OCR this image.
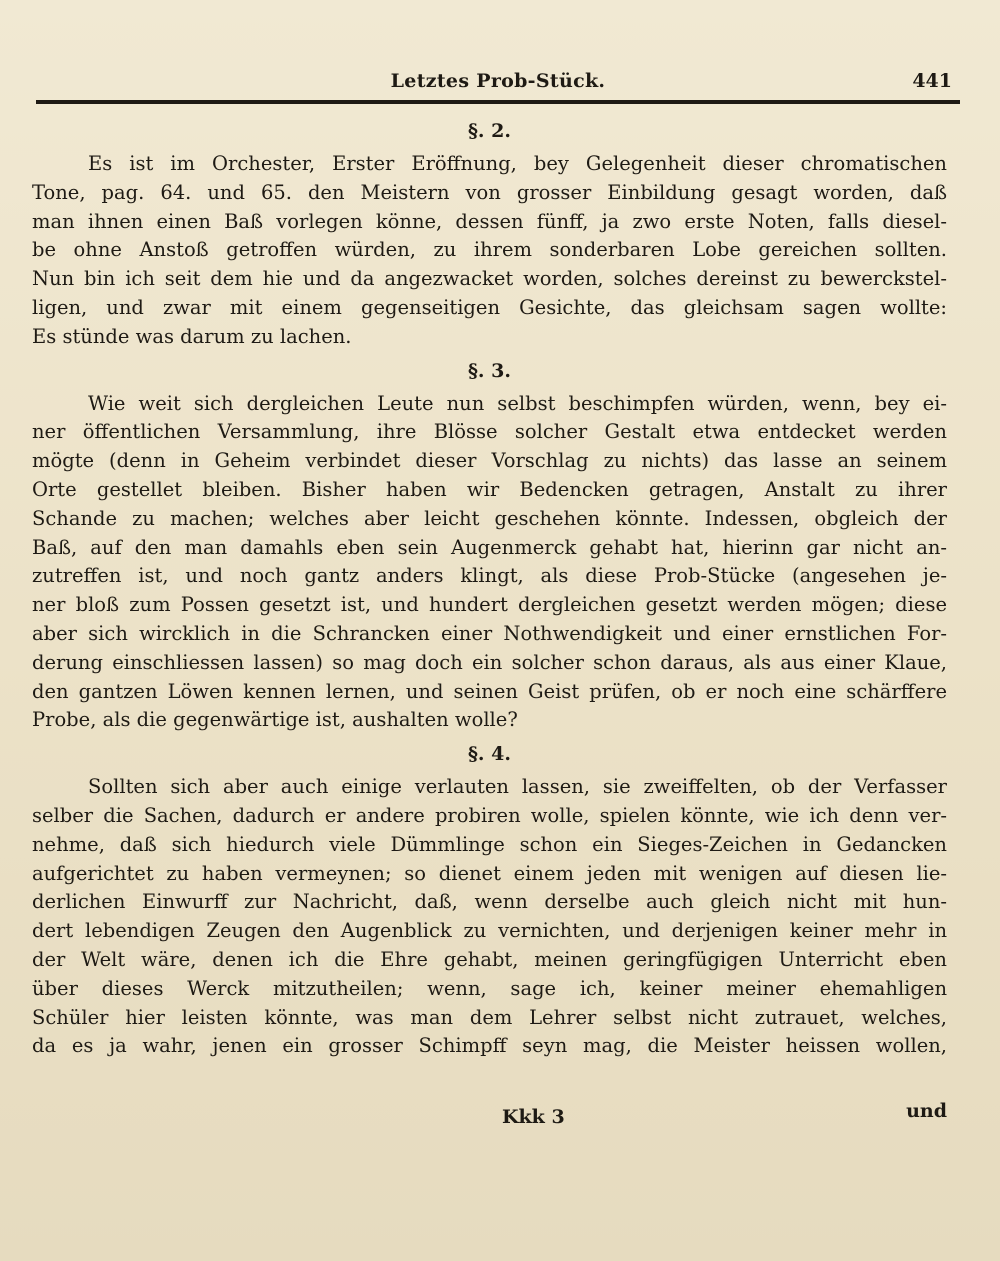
Letztes Prob-Stück.	441
§. 2.
Es ist im Orchester, Erster Eröffnung, bey Gelegenheit dieser chromatischen
Tone, pag. 64. und 65. den Meistern von grosser Einbildung gesagt worden, daß
man ihnen einen Baß vorlegen könne, dessen fünff, ja zwo erste Noten, falls diesel-
be ohne Anstoß getroffen würden, zu ihrem sonderbaren Lobe gereichen sollten.
Nun bin ich seit dem hie und da angezwacket worden, solches dereinst zu bewerckstel-
ligen, und zwar mit einem gegenseitigen Gesichte, das gleichsam sagen wollte:
Es stünde was darum zu lachen.
§. 3.
Wie weit sich dergleichen Leute nun selbst beschimpfen würden, wenn, bey ei-
ner öffentlichen Versammlung, ihre Blösse solcher Gestalt etwa entdecket werden
mögte (denn in Geheim verbindet dieser Vorschlag zu nichts) das lasse an seinem
Orte gestellet bleiben. Bisher haben wir Bedencken getragen, Anstalt zu ihrer
Schande zu machen; welches aber leicht geschehen könnte. Indessen, obgleich der
Baß, auf den man damahls eben sein Augenmerck gehabt hat, hierinn gar nicht an-
zutreffen ist, und noch gantz anders klingt, als diese Prob-Stücke (angesehen je-
ner bloß zum Possen gesetzt ist, und hundert dergleichen gesetzt werden mögen; diese
aber sich wircklich in die Schrancken einer Nothwendigkeit und einer ernstlichen For-
derung einschliessen lassen) so mag doch ein solcher schon daraus, als aus einer Klaue,
den gantzen Löwen kennen lernen, und seinen Geist prüfen, ob er noch eine schärffere
Probe, als die gegenwärtige ist, aushalten wolle?
§. 4.
Sollten sich aber auch einige verlauten lassen, sie zweiffelten, ob der Verfasser
selber die Sachen, dadurch er andere probiren wolle, spielen könnte, wie ich denn ver-
nehme, daß sich hiedurch viele Dümmlinge schon ein Sieges-Zeichen in Gedancken
aufgerichtet zu haben vermeynen; so dienet einem jeden mit wenigen auf diesen lie-
derlichen Einwurff zur Nachricht, daß, wenn derselbe auch gleich nicht mit hun-
dert lebendigen Zeugen den Augenblick zu vernichten, und derjenigen keiner mehr in
der Welt wäre, denen ich die Ehre gehabt, meinen geringfügigen Unterricht eben
über dieses Werck mitzutheilen; wenn, sage ich, keiner meiner ehemahligen
Schüler hier leisten könnte, was man dem Lehrer selbst nicht zutrauet, welches,
da es ja wahr, jenen ein grosser Schimpff seyn mag, die Meister heissen wollen,
Kkk 3	und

=== YOUR OBJECTIVE ===
Copy every line of the data word for word, omitting the images.

=== ANSWER TO THIS PROBLEM ===
OCR this image.
Letztes Prob-Stück.	441
§. 2.
Es ist im Orchester, Erster Eröffnung, bey Gelegenheit dieser chromatischen
Tone, pag. 64. und 65. den Meistern von grosser Einbildung gesagt worden, daß
man ihnen einen Baß vorlegen könne, dessen fünff, ja zwo erste Noten, falls diesel-
be ohne Anstoß getroffen würden, zu ihrem sonderbaren Lobe gereichen sollten.
Nun bin ich seit dem hie und da angezwacket worden, solches dereinst zu bewerckstel-
ligen, und zwar mit einem gegenseitigen Gesichte, das gleichsam sagen wollte:
Es stünde was darum zu lachen.
§. 3.
Wie weit sich dergleichen Leute nun selbst beschimpfen würden, wenn, bey ei-
ner öffentlichen Versammlung, ihre Blösse solcher Gestalt etwa entdecket werden
mögte (denn in Geheim verbindet dieser Vorschlag zu nichts) das lasse an seinem
Orte gestellet bleiben. Bisher haben wir Bedencken getragen, Anstalt zu ihrer
Schande zu machen; welches aber leicht geschehen könnte. Indessen, obgleich der
Baß, auf den man damahls eben sein Augenmerck gehabt hat, hierinn gar nicht an-
zutreffen ist, und noch gantz anders klingt, als diese Prob-Stücke (angesehen je-
ner bloß zum Possen gesetzt ist, und hundert dergleichen gesetzt werden mögen; diese
aber sich wircklich in die Schrancken einer Nothwendigkeit und einer ernstlichen For-
derung einschliessen lassen) so mag doch ein solcher schon daraus, als aus einer Klaue,
den gantzen Löwen kennen lernen, und seinen Geist prüfen, ob er noch eine schärffere
Probe, als die gegenwärtige ist, aushalten wolle?
§. 4.
Sollten sich aber auch einige verlauten lassen, sie zweiffelten, ob der Verfasser
selber die Sachen, dadurch er andere probiren wolle, spielen könnte, wie ich denn ver-
nehme, daß sich hiedurch viele Dümmlinge schon ein Sieges-Zeichen in Gedancken
aufgerichtet zu haben vermeynen; so dienet einem jeden mit wenigen auf diesen lie-
derlichen Einwurff zur Nachricht, daß, wenn derselbe auch gleich nicht mit hun-
dert lebendigen Zeugen den Augenblick zu vernichten, und derjenigen keiner mehr in
der Welt wäre, denen ich die Ehre gehabt, meinen geringfügigen Unterricht eben
über dieses Werck mitzutheilen; wenn, sage ich, keiner meiner ehemahligen
Schüler hier leisten könnte, was man dem Lehrer selbst nicht zutrauet, welches,
da es ja wahr, jenen ein grosser Schimpff seyn mag, die Meister heissen wollen,
Kkk 3	und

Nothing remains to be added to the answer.